begin Extracted records

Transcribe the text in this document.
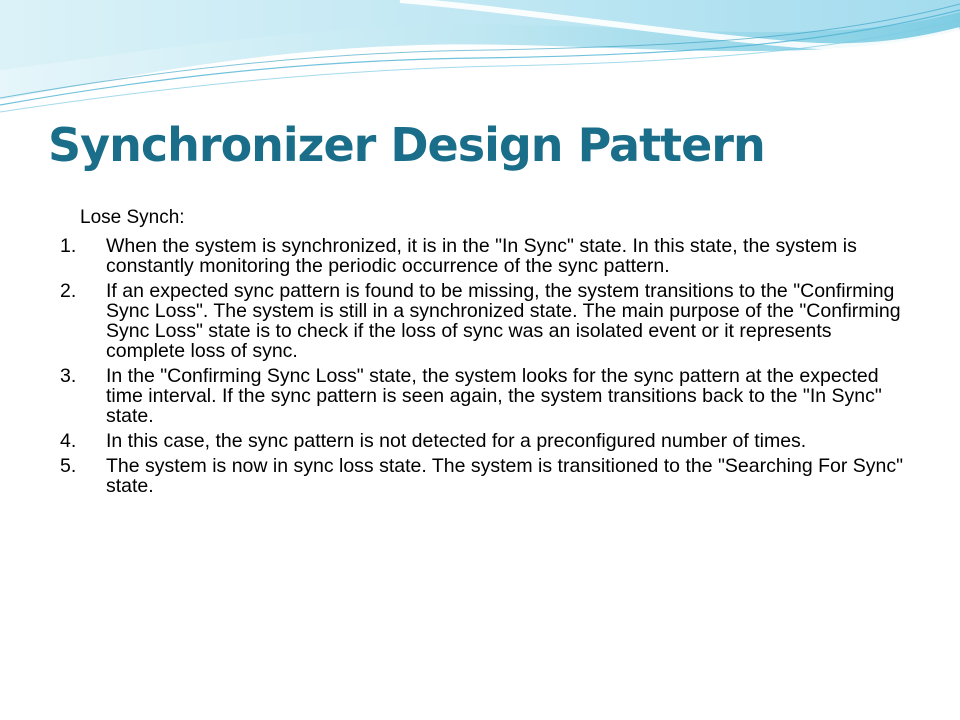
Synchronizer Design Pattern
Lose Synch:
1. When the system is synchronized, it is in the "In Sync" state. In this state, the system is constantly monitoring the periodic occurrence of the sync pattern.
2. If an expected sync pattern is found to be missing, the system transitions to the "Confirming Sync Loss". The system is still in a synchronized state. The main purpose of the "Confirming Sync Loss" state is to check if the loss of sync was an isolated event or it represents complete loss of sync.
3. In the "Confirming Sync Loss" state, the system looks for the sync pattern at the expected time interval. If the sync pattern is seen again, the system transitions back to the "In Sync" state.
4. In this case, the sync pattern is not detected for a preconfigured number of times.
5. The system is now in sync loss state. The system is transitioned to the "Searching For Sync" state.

end Extracted records
begin Extracted records

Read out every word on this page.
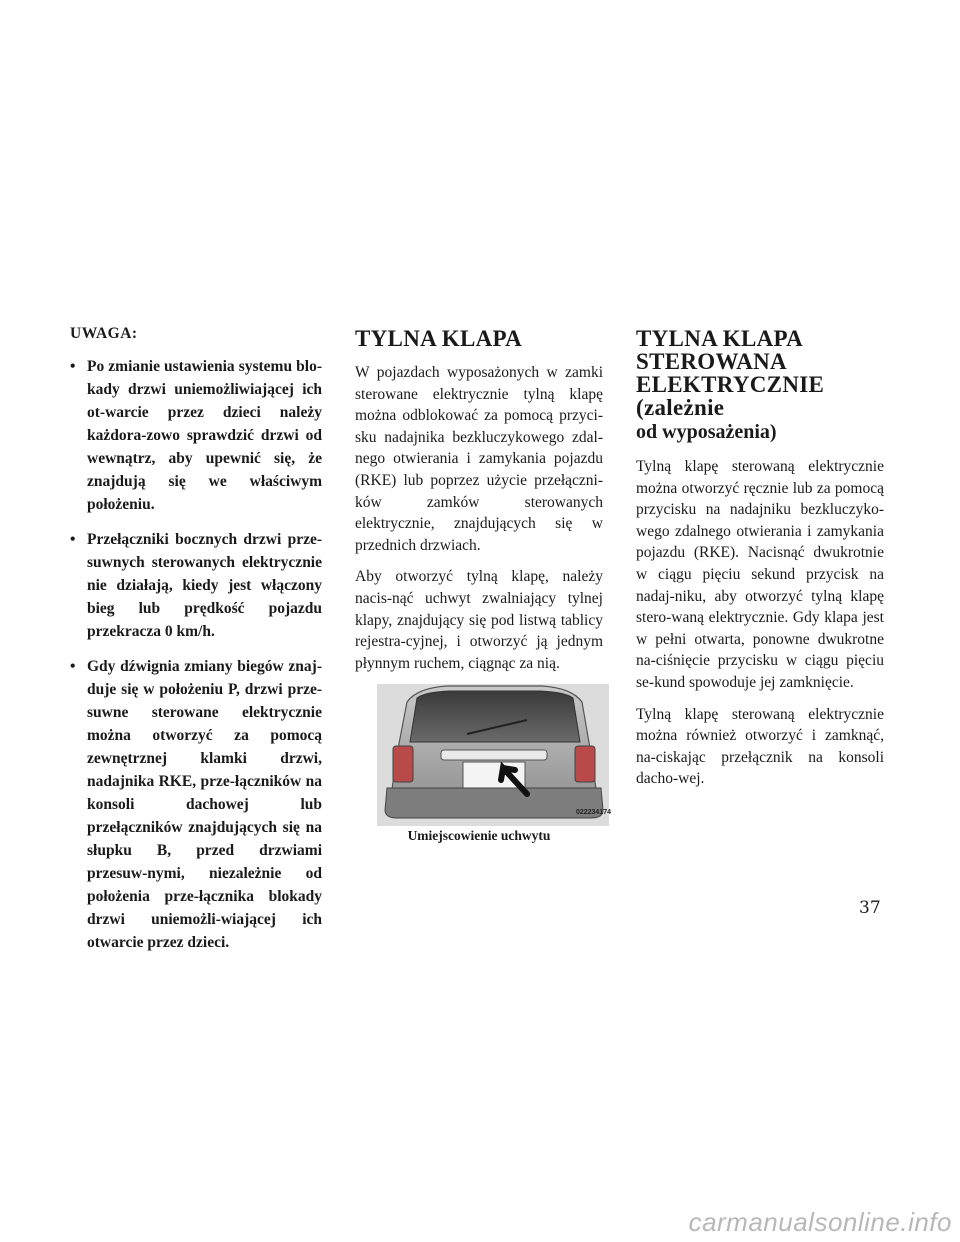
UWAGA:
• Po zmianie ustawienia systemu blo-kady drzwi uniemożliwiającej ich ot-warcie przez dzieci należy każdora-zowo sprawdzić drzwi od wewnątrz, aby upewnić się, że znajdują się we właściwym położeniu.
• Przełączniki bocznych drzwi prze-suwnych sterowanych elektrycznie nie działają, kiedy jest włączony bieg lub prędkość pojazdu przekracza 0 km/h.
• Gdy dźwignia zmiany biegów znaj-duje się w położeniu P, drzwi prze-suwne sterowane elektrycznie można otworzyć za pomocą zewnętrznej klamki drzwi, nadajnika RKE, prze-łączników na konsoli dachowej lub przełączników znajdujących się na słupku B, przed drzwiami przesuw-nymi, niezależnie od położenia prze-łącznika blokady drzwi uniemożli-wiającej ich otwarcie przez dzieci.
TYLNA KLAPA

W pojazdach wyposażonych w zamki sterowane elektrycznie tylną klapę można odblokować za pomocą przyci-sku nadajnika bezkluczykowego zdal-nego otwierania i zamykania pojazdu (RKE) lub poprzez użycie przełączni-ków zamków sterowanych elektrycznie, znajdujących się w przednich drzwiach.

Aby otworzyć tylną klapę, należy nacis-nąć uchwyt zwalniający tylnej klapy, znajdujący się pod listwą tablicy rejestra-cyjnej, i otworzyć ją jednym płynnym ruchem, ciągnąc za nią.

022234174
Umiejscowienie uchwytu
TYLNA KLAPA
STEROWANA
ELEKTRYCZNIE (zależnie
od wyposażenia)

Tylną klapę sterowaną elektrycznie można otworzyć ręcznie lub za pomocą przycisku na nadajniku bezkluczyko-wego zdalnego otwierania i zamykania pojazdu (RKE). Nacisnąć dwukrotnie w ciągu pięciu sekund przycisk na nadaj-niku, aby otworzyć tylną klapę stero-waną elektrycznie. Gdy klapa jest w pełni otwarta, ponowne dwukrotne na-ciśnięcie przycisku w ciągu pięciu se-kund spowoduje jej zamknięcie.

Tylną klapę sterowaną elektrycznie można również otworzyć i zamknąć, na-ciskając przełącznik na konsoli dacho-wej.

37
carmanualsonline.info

end Extracted records
begin Extracted records

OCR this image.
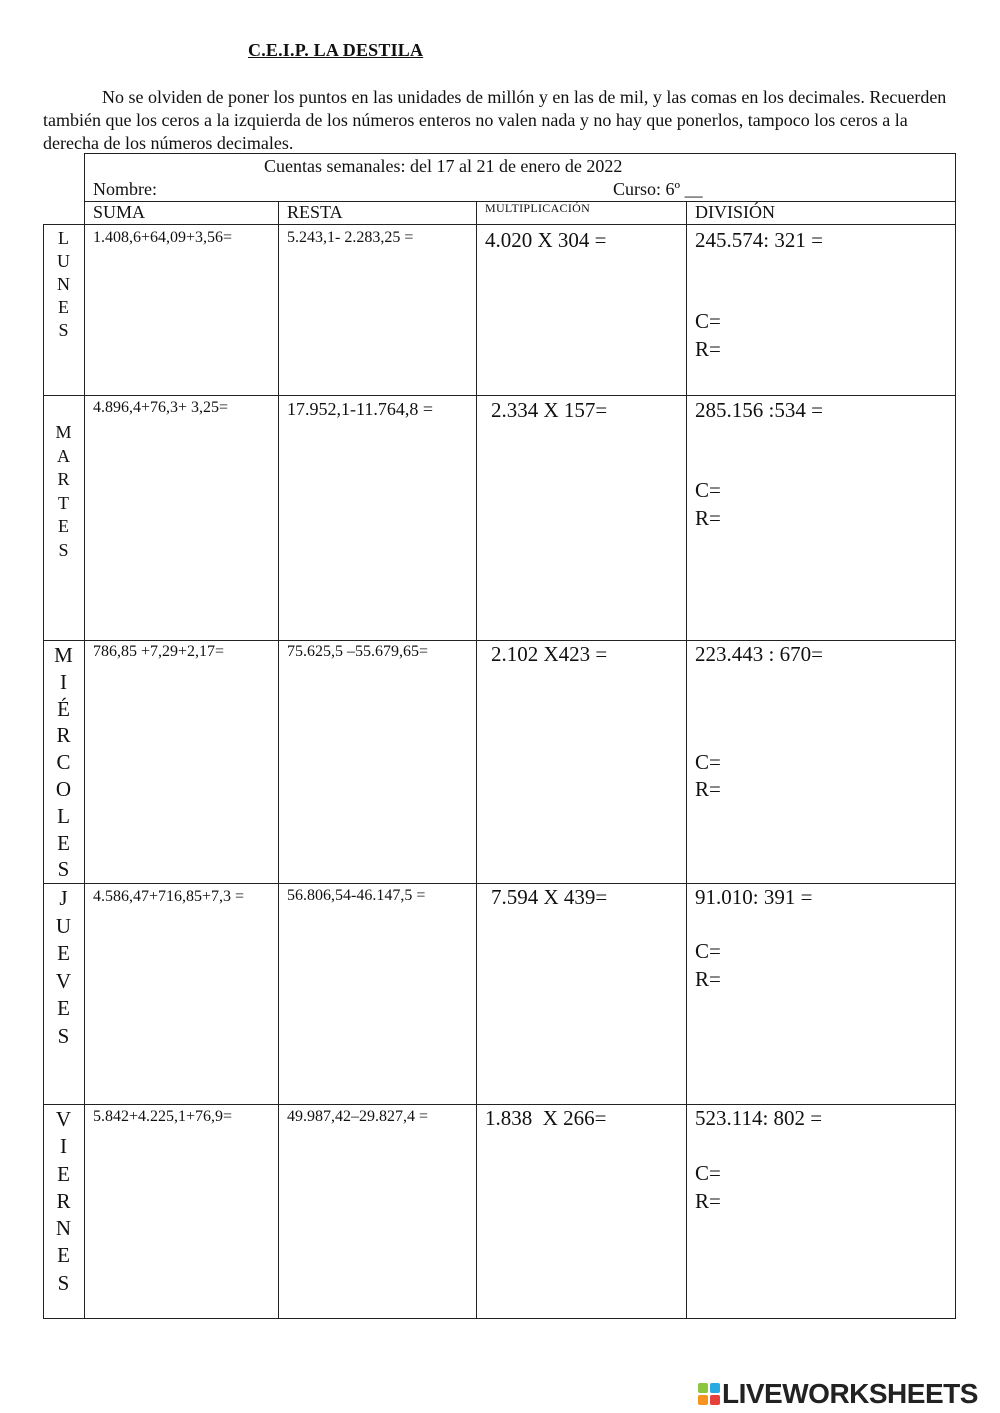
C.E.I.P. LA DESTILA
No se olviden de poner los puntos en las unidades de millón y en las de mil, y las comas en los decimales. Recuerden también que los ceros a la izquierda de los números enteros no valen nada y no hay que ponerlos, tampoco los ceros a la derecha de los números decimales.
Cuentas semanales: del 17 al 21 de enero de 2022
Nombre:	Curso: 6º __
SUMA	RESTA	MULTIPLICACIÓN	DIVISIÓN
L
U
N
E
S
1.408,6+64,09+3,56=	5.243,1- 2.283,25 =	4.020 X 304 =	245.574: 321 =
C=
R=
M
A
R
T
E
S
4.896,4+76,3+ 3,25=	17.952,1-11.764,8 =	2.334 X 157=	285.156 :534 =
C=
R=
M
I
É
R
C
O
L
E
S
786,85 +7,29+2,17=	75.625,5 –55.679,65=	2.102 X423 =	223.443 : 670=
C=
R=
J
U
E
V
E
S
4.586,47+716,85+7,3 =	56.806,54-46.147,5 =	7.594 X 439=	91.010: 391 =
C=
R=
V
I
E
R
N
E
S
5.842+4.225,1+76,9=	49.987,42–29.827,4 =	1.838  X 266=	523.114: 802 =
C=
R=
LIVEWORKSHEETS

end Extracted records

_Work to complete_: Give the number of lines in the entries above that include the string "należy". No other output is expected.

_Completed exercise_: 2